**Work to do**
Write the records below out again exactly as given, with no images.

(Stored data)
* * *
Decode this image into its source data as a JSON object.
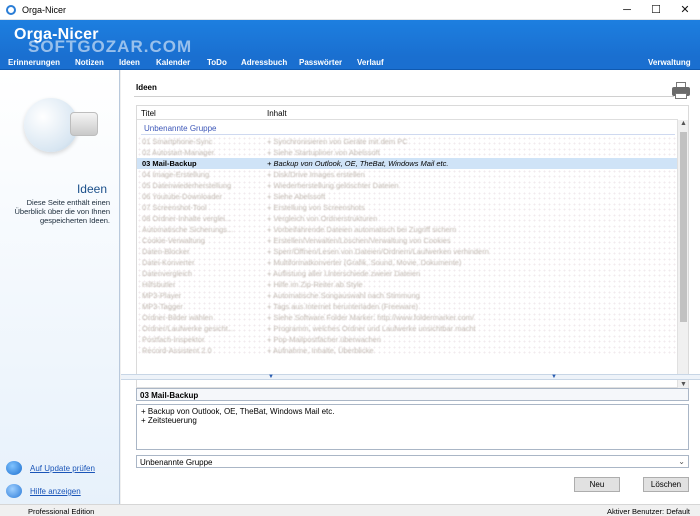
{
  "window": {
    "title": "Orga-Nicer",
    "minimize": "─",
    "maximize": "☐",
    "close": "✕"
  },
  "header": {
    "app_title": "Orga-Nicer",
    "watermark": "SOFTGOZAR.COM"
  },
  "nav": {
    "items": [
      "Erinnerungen",
      "Notizen",
      "Ideen",
      "Kalender",
      "ToDo",
      "Adressbuch",
      "Passwörter",
      "Verlauf"
    ],
    "right": "Verwaltung"
  },
  "sidebar": {
    "title": "Ideen",
    "description": "Diese Seite enthält einen Überblick über die von Ihnen gespeicherten Ideen.",
    "link_update": "Auf Update prüfen",
    "link_help": "Hilfe anzeigen"
  },
  "main": {
    "title": "Ideen",
    "columns": [
      "Titel",
      "Inhalt"
    ],
    "group": "Unbenannte Gruppe",
    "rows": [
      {
        "title": "01 Smartphone-Sync",
        "content": "+ Synchronisieren von Geräte mit dem PC"
      },
      {
        "title": "02 Autostart-Manager",
        "content": "+ Siehe Startupliner von Abelssoft"
      },
      {
        "title": "03 Mail-Backup",
        "content": "+ Backup von Outlook, OE, TheBat, Windows Mail etc."
      },
      {
        "title": "04 Image-Erstellung",
        "content": "+ Disk/Drive Images erstellen"
      },
      {
        "title": "05 Datenwiederherstellung",
        "content": "+ Wiederherstellung gelöschter Dateien"
      },
      {
        "title": "06 Youtube-Downloader",
        "content": "+ Siehe Abelssoft"
      },
      {
        "title": "07 Screenshot-Tool",
        "content": "+ Erstellung von Screenshots"
      },
      {
        "title": "08 Ordner-Inhalte verglei...",
        "content": "+ Vergleich von Ordnerstrukturen"
      },
      {
        "title": "Automatische Sicherungs...",
        "content": "+ Vorbeifahrende Dateien automatisch bei Zugriff sichern"
      },
      {
        "title": "Cookie-Verwaltung",
        "content": "+ Erstellen/Verwalten/Löschen/Verwaltung von Cookies"
      },
      {
        "title": "Daten-Blocker",
        "content": "+ Sperr/Öffnen/Lesen von Dateien/Ordnern/Laufwerken verhindern"
      },
      {
        "title": "Datei-Konverter",
        "content": "+ Multiformatkonverter (Grafik, Sound, Movie, Dokumente)"
      },
      {
        "title": "Datenvergleich",
        "content": "+ Auflistung aller Unterschiede zweier Dateien"
      },
      {
        "title": "Hilfsbutler",
        "content": "+ Hilfe im Zip-Reiter ab Style"
      },
      {
        "title": "MP3-Player",
        "content": "+ Automatische Songauswahl nach Stimmung"
      },
      {
        "title": "MP3-Tagger",
        "content": "+ Tags aus Internet herunterladen (Freeware)"
      },
      {
        "title": "Ordner-Bilder wählen",
        "content": "+ Siehe Software Folder Marker: http://www.foldermarker.com/"
      },
      {
        "title": "Ordner/Laufwerke gesicht...",
        "content": "+ Programm, welches Ordner und Laufwerke unsichtbar macht"
      },
      {
        "title": "Postfach-Inspektor",
        "content": "+ Pop-Mailpostfächer überwachen"
      },
      {
        "title": "Record-Assistent 2.0",
        "content": "+ Aufnahme, Inhalte, Überblicke"
      }
    ],
    "selected_index": 2
  },
  "detail": {
    "title": "03 Mail-Backup",
    "lines": [
      "+ Backup von Outlook, OE, TheBat, Windows Mail etc.",
      "+ Zeitsteuerung"
    ],
    "group": "Unbenannte Gruppe",
    "btn_new": "Neu",
    "btn_delete": "Löschen"
  },
  "status": {
    "left": "Professional Edition",
    "right": "Aktiver Benutzer: Default"
  },
  "colors": {
    "header_blue": "#1d7fe0",
    "link_blue": "#1a55b8",
    "selection": "#cfe3f7"
  }
}
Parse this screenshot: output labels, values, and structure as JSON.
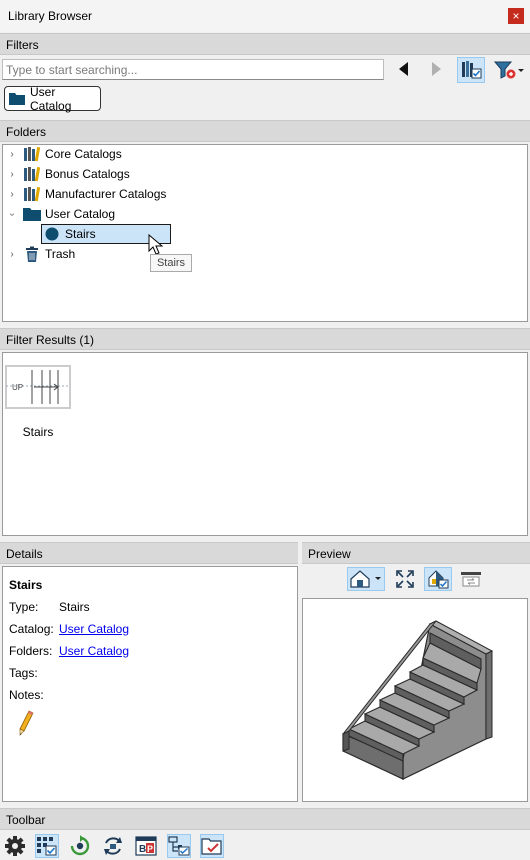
{
  "window": {
    "title": "Library Browser",
    "close_glyph": "×"
  },
  "filters": {
    "header": "Filters",
    "search_placeholder": "Type to start searching...",
    "chip_label": "User Catalog",
    "icons": [
      "back-arrow-icon",
      "forward-arrow-icon",
      "filter-catalog-icon",
      "add-filter-icon"
    ]
  },
  "folders": {
    "header": "Folders",
    "items": [
      {
        "label": "Core Catalogs",
        "icon": "catalog-books-icon",
        "expanded": false
      },
      {
        "label": "Bonus Catalogs",
        "icon": "catalog-books-icon",
        "expanded": false
      },
      {
        "label": "Manufacturer Catalogs",
        "icon": "catalog-books-icon",
        "expanded": false
      },
      {
        "label": "User Catalog",
        "icon": "folder-icon",
        "expanded": true
      },
      {
        "label": "Stairs",
        "icon": "circle-icon",
        "selected": true
      },
      {
        "label": "Trash",
        "icon": "trash-icon",
        "expanded": false
      }
    ],
    "tooltip": "Stairs"
  },
  "results": {
    "header": "Filter Results (1)",
    "item_label": "Stairs",
    "thumb_text": "UP"
  },
  "details": {
    "header": "Details",
    "name": "Stairs",
    "type_label": "Type:",
    "type_value": "Stairs",
    "catalog_label": "Catalog:",
    "catalog_value": "User Catalog",
    "folders_label": "Folders:",
    "folders_value": "User Catalog",
    "tags_label": "Tags:",
    "notes_label": "Notes:"
  },
  "preview": {
    "header": "Preview",
    "icons": [
      "view-mode-icon",
      "fit-view-icon",
      "material-view-icon",
      "toggle-view-icon"
    ]
  },
  "toolbar": {
    "header": "Toolbar",
    "icons": [
      "gear-icon",
      "grid-select-icon",
      "refresh-icon",
      "sync-icon",
      "bp-icon",
      "tree-filter-icon",
      "folder-check-icon"
    ]
  },
  "colors": {
    "accent": "#cce4f7",
    "folder": "#0e4d6e",
    "link": "#0000ee",
    "close": "#c42b1c"
  }
}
* * *
**Written answer**
Decode this image into its source data as a JSON object.
{
  "window": {
    "title": "Orga-Nicer",
    "minimize": "─",
    "maximize": "☐",
    "close": "✕"
  },
  "header": {
    "app_title": "Orga-Nicer",
    "watermark": "SOFTGOZAR.COM"
  },
  "nav": {
    "items": [
      "Erinnerungen",
      "Notizen",
      "Ideen",
      "Kalender",
      "ToDo",
      "Adressbuch",
      "Passwörter",
      "Verlauf"
    ],
    "right": "Verwaltung"
  },
  "sidebar": {
    "title": "Ideen",
    "description": "Diese Seite enthält einen Überblick über die von Ihnen gespeicherten Ideen.",
    "link_update": "Auf Update prüfen",
    "link_help": "Hilfe anzeigen"
  },
  "main": {
    "title": "Ideen",
    "columns": [
      "Titel",
      "Inhalt"
    ],
    "group": "Unbenannte Gruppe",
    "rows": [
      {
        "title": "01 Smartphone-Sync",
        "content": "+ Synchronisieren von Geräte mit dem PC"
      },
      {
        "title": "02 Autostart-Manager",
        "content": "+ Siehe Startupliner von Abelssoft"
      },
      {
        "title": "03 Mail-Backup",
        "content": "+ Backup von Outlook, OE, TheBat, Windows Mail etc."
      },
      {
        "title": "04 Image-Erstellung",
        "content": "+ Disk/Drive Images erstellen"
      },
      {
        "title": "05 Datenwiederherstellung",
        "content": "+ Wiederherstellung gelöschter Dateien"
      },
      {
        "title": "06 Youtube-Downloader",
        "content": "+ Siehe Abelssoft"
      },
      {
        "title": "07 Screenshot-Tool",
        "content": "+ Erstellung von Screenshots"
      },
      {
        "title": "08 Ordner-Inhalte verglei...",
        "content": "+ Vergleich von Ordnerstrukturen"
      },
      {
        "title": "Automatische Sicherungs...",
        "content": "+ Vorbeifahrende Dateien automatisch bei Zugriff sichern"
      },
      {
        "title": "Cookie-Verwaltung",
        "content": "+ Erstellen/Verwalten/Löschen/Verwaltung von Cookies"
      },
      {
        "title": "Daten-Blocker",
        "content": "+ Sperr/Öffnen/Lesen von Dateien/Ordnern/Laufwerken verhindern"
      },
      {
        "title": "Datei-Konverter",
        "content": "+ Multiformatkonverter (Grafik, Sound, Movie, Dokumente)"
      },
      {
        "title": "Datenvergleich",
        "content": "+ Auflistung aller Unterschiede zweier Dateien"
      },
      {
        "title": "Hilfsbutler",
        "content": "+ Hilfe im Zip-Reiter ab Style"
      },
      {
        "title": "MP3-Player",
        "content": "+ Automatische Songauswahl nach Stimmung"
      },
      {
        "title": "MP3-Tagger",
        "content": "+ Tags aus Internet herunterladen (Freeware)"
      },
      {
        "title": "Ordner-Bilder wählen",
        "content": "+ Siehe Software Folder Marker: http://www.foldermarker.com/"
      },
      {
        "title": "Ordner/Laufwerke gesicht...",
        "content": "+ Programm, welches Ordner und Laufwerke unsichtbar macht"
      },
      {
        "title": "Postfach-Inspektor",
        "content": "+ Pop-Mailpostfächer überwachen"
      },
      {
        "title": "Record-Assistent 2.0",
        "content": "+ Aufnahme, Inhalte, Überblicke"
      }
    ],
    "selected_index": 2
  },
  "detail": {
    "title": "03 Mail-Backup",
    "lines": [
      "+ Backup von Outlook, OE, TheBat, Windows Mail etc.",
      "+ Zeitsteuerung"
    ],
    "group": "Unbenannte Gruppe",
    "btn_new": "Neu",
    "btn_delete": "Löschen"
  },
  "status": {
    "left": "Professional Edition",
    "right": "Aktiver Benutzer: Default"
  },
  "colors": {
    "header_blue": "#1d7fe0",
    "link_blue": "#1a55b8",
    "selection": "#cfe3f7"
  }
}
Parse this screenshot: output labels, values, and structure as JSON.
{
  "window": {
    "title": "Library Browser",
    "close_glyph": "×"
  },
  "filters": {
    "header": "Filters",
    "search_placeholder": "Type to start searching...",
    "chip_label": "User Catalog",
    "icons": [
      "back-arrow-icon",
      "forward-arrow-icon",
      "filter-catalog-icon",
      "add-filter-icon"
    ]
  },
  "folders": {
    "header": "Folders",
    "items": [
      {
        "label": "Core Catalogs",
        "icon": "catalog-books-icon",
        "expanded": false
      },
      {
        "label": "Bonus Catalogs",
        "icon": "catalog-books-icon",
        "expanded": false
      },
      {
        "label": "Manufacturer Catalogs",
        "icon": "catalog-books-icon",
        "expanded": false
      },
      {
        "label": "User Catalog",
        "icon": "folder-icon",
        "expanded": true
      },
      {
        "label": "Stairs",
        "icon": "circle-icon",
        "selected": true
      },
      {
        "label": "Trash",
        "icon": "trash-icon",
        "expanded": false
      }
    ],
    "tooltip": "Stairs"
  },
  "results": {
    "header": "Filter Results (1)",
    "item_label": "Stairs",
    "thumb_text": "UP"
  },
  "details": {
    "header": "Details",
    "name": "Stairs",
    "type_label": "Type:",
    "type_value": "Stairs",
    "catalog_label": "Catalog:",
    "catalog_value": "User Catalog",
    "folders_label": "Folders:",
    "folders_value": "User Catalog",
    "tags_label": "Tags:",
    "notes_label": "Notes:"
  },
  "preview": {
    "header": "Preview",
    "icons": [
      "view-mode-icon",
      "fit-view-icon",
      "material-view-icon",
      "toggle-view-icon"
    ]
  },
  "toolbar": {
    "header": "Toolbar",
    "icons": [
      "gear-icon",
      "grid-select-icon",
      "refresh-icon",
      "sync-icon",
      "bp-icon",
      "tree-filter-icon",
      "folder-check-icon"
    ]
  },
  "colors": {
    "accent": "#cce4f7",
    "folder": "#0e4d6e",
    "link": "#0000ee",
    "close": "#c42b1c"
  }
}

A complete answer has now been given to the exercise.